In the entries below, find every line with "función" and copy it.

(Saved entries)

# # #

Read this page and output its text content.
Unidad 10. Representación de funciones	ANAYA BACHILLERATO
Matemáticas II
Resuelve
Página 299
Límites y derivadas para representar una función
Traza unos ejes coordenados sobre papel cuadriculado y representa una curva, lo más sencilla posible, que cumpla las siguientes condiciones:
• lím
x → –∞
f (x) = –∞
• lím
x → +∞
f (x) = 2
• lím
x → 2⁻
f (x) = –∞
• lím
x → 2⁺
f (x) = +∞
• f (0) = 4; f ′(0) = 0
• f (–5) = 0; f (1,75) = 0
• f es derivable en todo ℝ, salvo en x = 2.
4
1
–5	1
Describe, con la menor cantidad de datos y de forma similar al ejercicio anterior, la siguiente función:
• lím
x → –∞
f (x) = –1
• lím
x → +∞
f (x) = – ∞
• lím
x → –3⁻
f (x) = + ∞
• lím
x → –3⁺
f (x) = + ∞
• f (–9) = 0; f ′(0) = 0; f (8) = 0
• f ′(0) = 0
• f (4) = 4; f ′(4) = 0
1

# # #

**Solution for this exercise**
Límites y derivadas para representar una función
Describe, con la menor cantidad de datos y de forma similar al ejercicio anterior, la siguiente función:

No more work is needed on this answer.